● **Exercise goal**: Print all the data, keeping every line exactly as it is.

Records from a collection:
- - - - -
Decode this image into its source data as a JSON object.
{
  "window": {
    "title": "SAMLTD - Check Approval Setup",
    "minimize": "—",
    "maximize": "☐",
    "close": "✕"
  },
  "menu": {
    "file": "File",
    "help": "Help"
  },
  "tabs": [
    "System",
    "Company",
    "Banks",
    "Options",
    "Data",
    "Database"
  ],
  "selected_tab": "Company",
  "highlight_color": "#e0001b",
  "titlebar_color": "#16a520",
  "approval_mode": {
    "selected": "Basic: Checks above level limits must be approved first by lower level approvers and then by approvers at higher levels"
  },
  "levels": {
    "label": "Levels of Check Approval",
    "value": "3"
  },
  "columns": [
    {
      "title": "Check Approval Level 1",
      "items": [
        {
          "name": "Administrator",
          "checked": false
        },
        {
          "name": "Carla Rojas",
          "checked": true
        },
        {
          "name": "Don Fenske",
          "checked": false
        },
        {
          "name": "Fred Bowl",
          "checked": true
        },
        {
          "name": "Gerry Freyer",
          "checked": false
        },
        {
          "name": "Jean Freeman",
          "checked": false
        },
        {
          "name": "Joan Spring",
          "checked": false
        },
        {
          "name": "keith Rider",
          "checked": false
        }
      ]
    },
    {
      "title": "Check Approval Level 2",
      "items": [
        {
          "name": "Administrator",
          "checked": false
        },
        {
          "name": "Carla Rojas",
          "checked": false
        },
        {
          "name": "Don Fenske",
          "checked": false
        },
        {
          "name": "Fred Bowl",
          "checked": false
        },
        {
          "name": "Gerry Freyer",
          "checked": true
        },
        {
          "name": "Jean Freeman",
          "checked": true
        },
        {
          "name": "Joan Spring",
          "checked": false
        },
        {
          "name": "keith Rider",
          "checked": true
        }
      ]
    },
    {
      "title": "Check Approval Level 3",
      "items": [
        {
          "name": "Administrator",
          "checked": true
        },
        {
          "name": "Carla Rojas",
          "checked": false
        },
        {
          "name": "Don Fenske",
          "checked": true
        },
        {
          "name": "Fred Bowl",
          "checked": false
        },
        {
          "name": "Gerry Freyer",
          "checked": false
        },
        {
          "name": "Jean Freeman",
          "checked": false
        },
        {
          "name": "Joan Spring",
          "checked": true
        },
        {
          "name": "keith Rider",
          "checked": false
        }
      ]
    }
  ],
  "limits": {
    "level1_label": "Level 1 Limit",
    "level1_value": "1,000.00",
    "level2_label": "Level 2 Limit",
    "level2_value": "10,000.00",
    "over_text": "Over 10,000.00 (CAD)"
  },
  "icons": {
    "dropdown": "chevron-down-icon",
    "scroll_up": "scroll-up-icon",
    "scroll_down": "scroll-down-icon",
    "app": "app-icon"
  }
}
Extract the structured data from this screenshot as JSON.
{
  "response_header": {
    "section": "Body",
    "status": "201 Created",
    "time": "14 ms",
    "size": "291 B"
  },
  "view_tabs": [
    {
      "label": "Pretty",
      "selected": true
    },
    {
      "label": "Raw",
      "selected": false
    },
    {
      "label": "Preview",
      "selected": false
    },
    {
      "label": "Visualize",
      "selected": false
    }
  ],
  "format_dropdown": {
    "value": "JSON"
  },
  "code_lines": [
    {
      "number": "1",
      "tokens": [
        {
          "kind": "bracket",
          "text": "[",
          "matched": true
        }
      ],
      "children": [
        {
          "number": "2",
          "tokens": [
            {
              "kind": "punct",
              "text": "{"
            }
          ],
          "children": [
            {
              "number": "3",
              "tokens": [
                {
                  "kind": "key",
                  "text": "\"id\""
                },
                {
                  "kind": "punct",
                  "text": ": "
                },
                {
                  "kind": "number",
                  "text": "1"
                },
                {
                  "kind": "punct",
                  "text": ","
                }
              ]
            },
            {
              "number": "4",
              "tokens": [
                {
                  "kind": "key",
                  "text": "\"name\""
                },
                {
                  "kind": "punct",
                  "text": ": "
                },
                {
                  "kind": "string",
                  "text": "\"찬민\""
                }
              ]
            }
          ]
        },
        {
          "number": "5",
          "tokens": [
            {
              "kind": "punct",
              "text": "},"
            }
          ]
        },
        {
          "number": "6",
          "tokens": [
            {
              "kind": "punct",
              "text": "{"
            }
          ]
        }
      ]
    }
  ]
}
- - - - -
● **Answer**:
Decode this image into its source data as a JSON object.
{
  "window": {
    "title": "SAMLTD - Check Approval Setup",
    "minimize": "—",
    "maximize": "☐",
    "close": "✕"
  },
  "menu": {
    "file": "File",
    "help": "Help"
  },
  "tabs": [
    "System",
    "Company",
    "Banks",
    "Options",
    "Data",
    "Database"
  ],
  "selected_tab": "Company",
  "highlight_color": "#e0001b",
  "titlebar_color": "#16a520",
  "approval_mode": {
    "selected": "Basic: Checks above level limits must be approved first by lower level approvers and then by approvers at higher levels"
  },
  "levels": {
    "label": "Levels of Check Approval",
    "value": "3"
  },
  "columns": [
    {
      "title": "Check Approval Level 1",
      "items": [
        {
          "name": "Administrator",
          "checked": false
        },
        {
          "name": "Carla Rojas",
          "checked": true
        },
        {
          "name": "Don Fenske",
          "checked": false
        },
        {
          "name": "Fred Bowl",
          "checked": true
        },
        {
          "name": "Gerry Freyer",
          "checked": false
        },
        {
          "name": "Jean Freeman",
          "checked": false
        },
        {
          "name": "Joan Spring",
          "checked": false
        },
        {
          "name": "keith Rider",
          "checked": false
        }
      ]
    },
    {
      "title": "Check Approval Level 2",
      "items": [
        {
          "name": "Administrator",
          "checked": false
        },
        {
          "name": "Carla Rojas",
          "checked": false
        },
        {
          "name": "Don Fenske",
          "checked": false
        },
        {
          "name": "Fred Bowl",
          "checked": false
        },
        {
          "name": "Gerry Freyer",
          "checked": true
        },
        {
          "name": "Jean Freeman",
          "checked": true
        },
        {
          "name": "Joan Spring",
          "checked": false
        },
        {
          "name": "keith Rider",
          "checked": true
        }
      ]
    },
    {
      "title": "Check Approval Level 3",
      "items": [
        {
          "name": "Administrator",
          "checked": true
        },
        {
          "name": "Carla Rojas",
          "checked": false
        },
        {
          "name": "Don Fenske",
          "checked": true
        },
        {
          "name": "Fred Bowl",
          "checked": false
        },
        {
          "name": "Gerry Freyer",
          "checked": false
        },
        {
          "name": "Jean Freeman",
          "checked": false
        },
        {
          "name": "Joan Spring",
          "checked": true
        },
        {
          "name": "keith Rider",
          "checked": false
        }
      ]
    }
  ],
  "limits": {
    "level1_label": "Level 1 Limit",
    "level1_value": "1,000.00",
    "level2_label": "Level 2 Limit",
    "level2_value": "10,000.00",
    "over_text": "Over 10,000.00 (CAD)"
  },
  "icons": {
    "dropdown": "chevron-down-icon",
    "scroll_up": "scroll-up-icon",
    "scroll_down": "scroll-down-icon",
    "app": "app-icon"
  }
}
Extract the structured data from this screenshot as JSON.
{
  "response_header": {
    "section": "Body",
    "status": "201 Created",
    "time": "14 ms",
    "size": "291 B"
  },
  "view_tabs": [
    {
      "label": "Pretty",
      "selected": true
    },
    {
      "label": "Raw",
      "selected": false
    },
    {
      "label": "Preview",
      "selected": false
    },
    {
      "label": "Visualize",
      "selected": false
    }
  ],
  "format_dropdown": {
    "value": "JSON"
  },
  "code_lines": [
    {
      "number": "1",
      "tokens": [
        {
          "kind": "bracket",
          "text": "[",
          "matched": true
        }
      ],
      "children": [
        {
          "number": "2",
          "tokens": [
            {
              "kind": "punct",
              "text": "{"
            }
          ],
          "children": [
            {
              "number": "3",
              "tokens": [
                {
                  "kind": "key",
                  "text": "\"id\""
                },
                {
                  "kind": "punct",
                  "text": ": "
                },
                {
                  "kind": "number",
                  "text": "1"
                },
                {
                  "kind": "punct",
                  "text": ","
                }
              ]
            },
            {
              "number": "4",
              "tokens": [
                {
                  "kind": "key",
                  "text": "\"name\""
                },
                {
                  "kind": "punct",
                  "text": ": "
                },
                {
                  "kind": "string",
                  "text": "\"찬민\""
                }
              ]
            }
          ]
        },
        {
          "number": "5",
          "tokens": [
            {
              "kind": "punct",
              "text": "},"
            }
          ]
        },
        {
          "number": "6",
          "tokens": [
            {
              "kind": "punct",
              "text": "{"
            }
          ]
        }
      ]
    }
  ]
}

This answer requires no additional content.